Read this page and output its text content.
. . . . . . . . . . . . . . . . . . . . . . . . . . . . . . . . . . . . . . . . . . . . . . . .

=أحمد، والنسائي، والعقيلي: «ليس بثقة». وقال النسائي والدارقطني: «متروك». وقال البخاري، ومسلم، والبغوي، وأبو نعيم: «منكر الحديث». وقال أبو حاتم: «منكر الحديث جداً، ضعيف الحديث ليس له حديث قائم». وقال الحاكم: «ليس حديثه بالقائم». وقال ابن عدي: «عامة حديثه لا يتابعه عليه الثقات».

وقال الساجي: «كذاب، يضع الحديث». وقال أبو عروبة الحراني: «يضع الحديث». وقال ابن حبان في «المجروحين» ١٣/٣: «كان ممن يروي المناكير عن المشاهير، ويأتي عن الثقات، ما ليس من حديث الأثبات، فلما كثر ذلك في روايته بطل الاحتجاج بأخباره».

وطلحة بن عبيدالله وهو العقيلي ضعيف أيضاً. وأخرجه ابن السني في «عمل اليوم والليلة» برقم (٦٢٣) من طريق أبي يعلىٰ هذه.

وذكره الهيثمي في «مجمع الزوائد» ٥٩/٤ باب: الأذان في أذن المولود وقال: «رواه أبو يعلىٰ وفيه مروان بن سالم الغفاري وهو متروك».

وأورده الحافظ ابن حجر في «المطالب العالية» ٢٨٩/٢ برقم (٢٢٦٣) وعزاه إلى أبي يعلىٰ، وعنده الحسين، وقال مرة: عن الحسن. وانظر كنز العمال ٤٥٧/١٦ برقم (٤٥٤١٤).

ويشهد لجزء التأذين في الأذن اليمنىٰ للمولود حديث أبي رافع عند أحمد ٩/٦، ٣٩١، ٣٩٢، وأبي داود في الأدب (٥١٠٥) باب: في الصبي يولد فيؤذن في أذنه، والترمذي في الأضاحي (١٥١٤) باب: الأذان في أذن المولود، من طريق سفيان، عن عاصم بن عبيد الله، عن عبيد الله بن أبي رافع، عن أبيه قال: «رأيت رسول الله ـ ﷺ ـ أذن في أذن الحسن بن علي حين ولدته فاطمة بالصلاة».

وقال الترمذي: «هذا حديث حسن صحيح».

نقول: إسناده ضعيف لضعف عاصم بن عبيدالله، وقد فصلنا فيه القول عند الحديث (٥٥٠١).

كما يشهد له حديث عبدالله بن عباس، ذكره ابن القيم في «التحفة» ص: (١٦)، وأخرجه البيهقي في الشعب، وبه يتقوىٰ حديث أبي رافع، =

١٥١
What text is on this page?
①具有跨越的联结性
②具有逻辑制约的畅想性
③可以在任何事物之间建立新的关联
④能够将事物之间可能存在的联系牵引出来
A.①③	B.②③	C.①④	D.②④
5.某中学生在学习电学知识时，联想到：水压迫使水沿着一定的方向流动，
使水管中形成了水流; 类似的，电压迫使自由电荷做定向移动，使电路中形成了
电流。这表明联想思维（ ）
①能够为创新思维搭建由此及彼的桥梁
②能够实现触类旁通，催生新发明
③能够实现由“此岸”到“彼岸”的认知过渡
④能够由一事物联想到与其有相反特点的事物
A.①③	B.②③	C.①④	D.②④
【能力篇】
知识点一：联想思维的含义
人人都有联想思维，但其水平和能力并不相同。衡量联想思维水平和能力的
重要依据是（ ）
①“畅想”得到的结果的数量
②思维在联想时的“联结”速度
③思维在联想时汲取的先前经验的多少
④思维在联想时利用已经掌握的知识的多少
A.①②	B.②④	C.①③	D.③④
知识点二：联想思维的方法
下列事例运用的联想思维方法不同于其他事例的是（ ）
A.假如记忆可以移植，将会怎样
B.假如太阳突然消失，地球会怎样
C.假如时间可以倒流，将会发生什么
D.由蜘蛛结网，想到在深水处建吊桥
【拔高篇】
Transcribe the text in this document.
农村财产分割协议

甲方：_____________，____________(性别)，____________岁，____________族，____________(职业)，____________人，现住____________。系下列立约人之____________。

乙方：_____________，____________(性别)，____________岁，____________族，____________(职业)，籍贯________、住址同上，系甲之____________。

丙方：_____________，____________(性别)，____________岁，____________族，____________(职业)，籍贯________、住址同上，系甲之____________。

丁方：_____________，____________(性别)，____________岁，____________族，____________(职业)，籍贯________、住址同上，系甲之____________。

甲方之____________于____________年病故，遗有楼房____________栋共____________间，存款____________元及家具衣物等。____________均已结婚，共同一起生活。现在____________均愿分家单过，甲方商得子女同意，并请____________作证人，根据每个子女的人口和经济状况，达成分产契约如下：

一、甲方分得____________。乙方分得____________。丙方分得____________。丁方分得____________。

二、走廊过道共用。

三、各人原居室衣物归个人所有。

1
──────
● **Challenge**
Repeat every record, keeping each word and mark exactly as it is.

● **The output**
Read this page and output its text content.
. . . . . . . . . . . . . . . . . . . . . . . . . . . . . . . . . . . . . . . . . . . . . . . .

=أحمد، والنسائي، والعقيلي: «ليس بثقة». وقال النسائي والدارقطني: «متروك». وقال البخاري، ومسلم، والبغوي، وأبو نعيم: «منكر الحديث». وقال أبو حاتم: «منكر الحديث جداً، ضعيف الحديث ليس له حديث قائم». وقال الحاكم: «ليس حديثه بالقائم». وقال ابن عدي: «عامة حديثه لا يتابعه عليه الثقات».

وقال الساجي: «كذاب، يضع الحديث». وقال أبو عروبة الحراني: «يضع الحديث». وقال ابن حبان في «المجروحين» ١٣/٣: «كان ممن يروي المناكير عن المشاهير، ويأتي عن الثقات، ما ليس من حديث الأثبات، فلما كثر ذلك في روايته بطل الاحتجاج بأخباره».

وطلحة بن عبيدالله وهو العقيلي ضعيف أيضاً. وأخرجه ابن السني في «عمل اليوم والليلة» برقم (٦٢٣) من طريق أبي يعلىٰ هذه.

وذكره الهيثمي في «مجمع الزوائد» ٥٩/٤ باب: الأذان في أذن المولود وقال: «رواه أبو يعلىٰ وفيه مروان بن سالم الغفاري وهو متروك».

وأورده الحافظ ابن حجر في «المطالب العالية» ٢٨٩/٢ برقم (٢٢٦٣) وعزاه إلى أبي يعلىٰ، وعنده الحسين، وقال مرة: عن الحسن. وانظر كنز العمال ٤٥٧/١٦ برقم (٤٥٤١٤).

ويشهد لجزء التأذين في الأذن اليمنىٰ للمولود حديث أبي رافع عند أحمد ٩/٦، ٣٩١، ٣٩٢، وأبي داود في الأدب (٥١٠٥) باب: في الصبي يولد فيؤذن في أذنه، والترمذي في الأضاحي (١٥١٤) باب: الأذان في أذن المولود، من طريق سفيان، عن عاصم بن عبيد الله، عن عبيد الله بن أبي رافع، عن أبيه قال: «رأيت رسول الله ـ ﷺ ـ أذن في أذن الحسن بن علي حين ولدته فاطمة بالصلاة».

وقال الترمذي: «هذا حديث حسن صحيح».

نقول: إسناده ضعيف لضعف عاصم بن عبيدالله، وقد فصلنا فيه القول عند الحديث (٥٥٠١).

كما يشهد له حديث عبدالله بن عباس، ذكره ابن القيم في «التحفة» ص: (١٦)، وأخرجه البيهقي في الشعب، وبه يتقوىٰ حديث أبي رافع، =

١٥١
What text is on this page?
①具有跨越的联结性
②具有逻辑制约的畅想性
③可以在任何事物之间建立新的关联
④能够将事物之间可能存在的联系牵引出来
A.①③	B.②③	C.①④	D.②④
5.某中学生在学习电学知识时，联想到：水压迫使水沿着一定的方向流动，
使水管中形成了水流; 类似的，电压迫使自由电荷做定向移动，使电路中形成了
电流。这表明联想思维（ ）
①能够为创新思维搭建由此及彼的桥梁
②能够实现触类旁通，催生新发明
③能够实现由“此岸”到“彼岸”的认知过渡
④能够由一事物联想到与其有相反特点的事物
A.①③	B.②③	C.①④	D.②④
【能力篇】
知识点一：联想思维的含义
人人都有联想思维，但其水平和能力并不相同。衡量联想思维水平和能力的
重要依据是（ ）
①“畅想”得到的结果的数量
②思维在联想时的“联结”速度
③思维在联想时汲取的先前经验的多少
④思维在联想时利用已经掌握的知识的多少
A.①②	B.②④	C.①③	D.③④
知识点二：联想思维的方法
下列事例运用的联想思维方法不同于其他事例的是（ ）
A.假如记忆可以移植，将会怎样
B.假如太阳突然消失，地球会怎样
C.假如时间可以倒流，将会发生什么
D.由蜘蛛结网，想到在深水处建吊桥
【拔高篇】
Transcribe the text in this document.
农村财产分割协议

甲方：_____________，____________(性别)，____________岁，____________族，____________(职业)，____________人，现住____________。系下列立约人之____________。

乙方：_____________，____________(性别)，____________岁，____________族，____________(职业)，籍贯________、住址同上，系甲之____________。

丙方：_____________，____________(性别)，____________岁，____________族，____________(职业)，籍贯________、住址同上，系甲之____________。

丁方：_____________，____________(性别)，____________岁，____________族，____________(职业)，籍贯________、住址同上，系甲之____________。

甲方之____________于____________年病故，遗有楼房____________栋共____________间，存款____________元及家具衣物等。____________均已结婚，共同一起生活。现在____________均愿分家单过，甲方商得子女同意，并请____________作证人，根据每个子女的人口和经济状况，达成分产契约如下：

一、甲方分得____________。乙方分得____________。丙方分得____________。丁方分得____________。

二、走廊过道共用。

三、各人原居室衣物归个人所有。

1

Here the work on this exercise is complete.